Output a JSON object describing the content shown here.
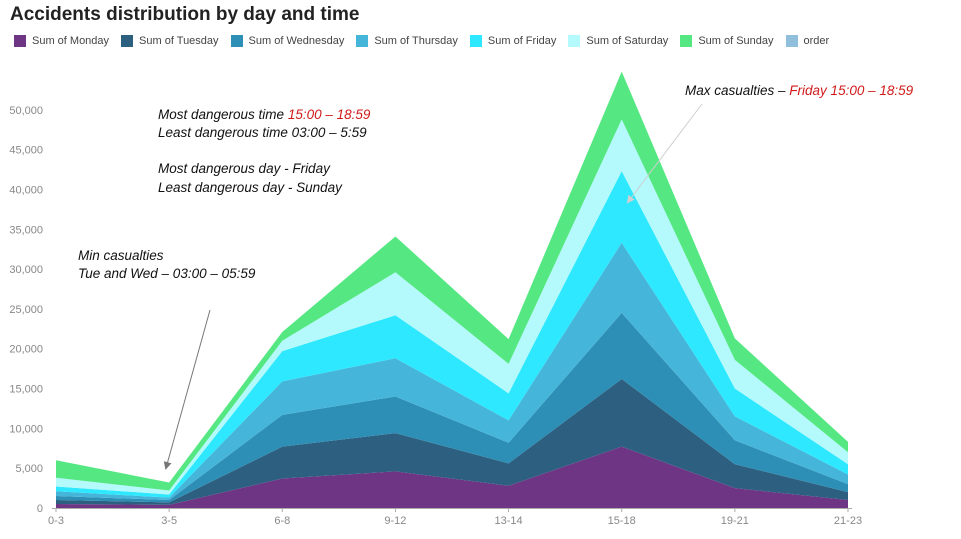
{
  "chart_data": {
    "type": "area",
    "stacked": true,
    "title": "Accidents distribution by day and time",
    "categories": [
      "0-3",
      "3-5",
      "6-8",
      "9-12",
      "13-14",
      "15-18",
      "19-21",
      "21-23"
    ],
    "ylim": [
      0,
      55000
    ],
    "yticks": [
      0,
      5000,
      10000,
      15000,
      20000,
      25000,
      30000,
      35000,
      40000,
      45000,
      50000
    ],
    "ytick_labels": [
      "0",
      "5,000",
      "10,000",
      "15,000",
      "20,000",
      "25,000",
      "30,000",
      "35,000",
      "40,000",
      "45,000",
      "50,000"
    ],
    "grid": false,
    "legend_position": "top",
    "series": [
      {
        "name": "Sum of Monday",
        "color": "#6f3585",
        "values": [
          500,
          400,
          3700,
          4600,
          2800,
          7700,
          2500,
          1000
        ]
      },
      {
        "name": "Sum of Tuesday",
        "color": "#2c5f80",
        "values": [
          500,
          300,
          4000,
          4800,
          2800,
          8500,
          3000,
          1000
        ]
      },
      {
        "name": "Sum of Wednesday",
        "color": "#2d8fb5",
        "values": [
          500,
          300,
          4000,
          4600,
          2600,
          8300,
          3000,
          1000
        ]
      },
      {
        "name": "Sum of Thursday",
        "color": "#45b6d9",
        "values": [
          600,
          300,
          4200,
          4800,
          2800,
          8800,
          3000,
          1200
        ]
      },
      {
        "name": "Sum of Friday",
        "color": "#2ee8ff",
        "values": [
          600,
          400,
          3800,
          5400,
          3400,
          9000,
          3500,
          1300
        ]
      },
      {
        "name": "Sum of Saturday",
        "color": "#b4fafd",
        "values": [
          1100,
          500,
          1300,
          5400,
          3700,
          6500,
          3600,
          1500
        ]
      },
      {
        "name": "Sum of Sunday",
        "color": "#55e882",
        "values": [
          2200,
          1000,
          1100,
          4500,
          3100,
          6000,
          2700,
          1300
        ]
      },
      {
        "name": "order",
        "color": "#8fbfdc",
        "values": [
          0,
          0,
          0,
          0,
          0,
          0,
          0,
          0
        ]
      }
    ],
    "annotations": {
      "danger_time_prefix": "Most dangerous time ",
      "danger_time_value": "15:00 – 18:59",
      "least_time": "Least dangerous time 03:00 – 5:59",
      "danger_day": "Most dangerous day - Friday",
      "least_day": "Least dangerous day - Sunday",
      "min_title": "Min  casualties",
      "min_detail": "Tue and Wed – 03:00 – 05:59",
      "max_prefix": "Max casualties – ",
      "max_value": "Friday 15:00 – 18:59"
    }
  }
}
====
- **What the exercise asks**
Where a line in the entries holds "casualties", copy that line.

- **Expected answer**
      "min_title": "Min  casualties",
      "max_prefix": "Max casualties – ",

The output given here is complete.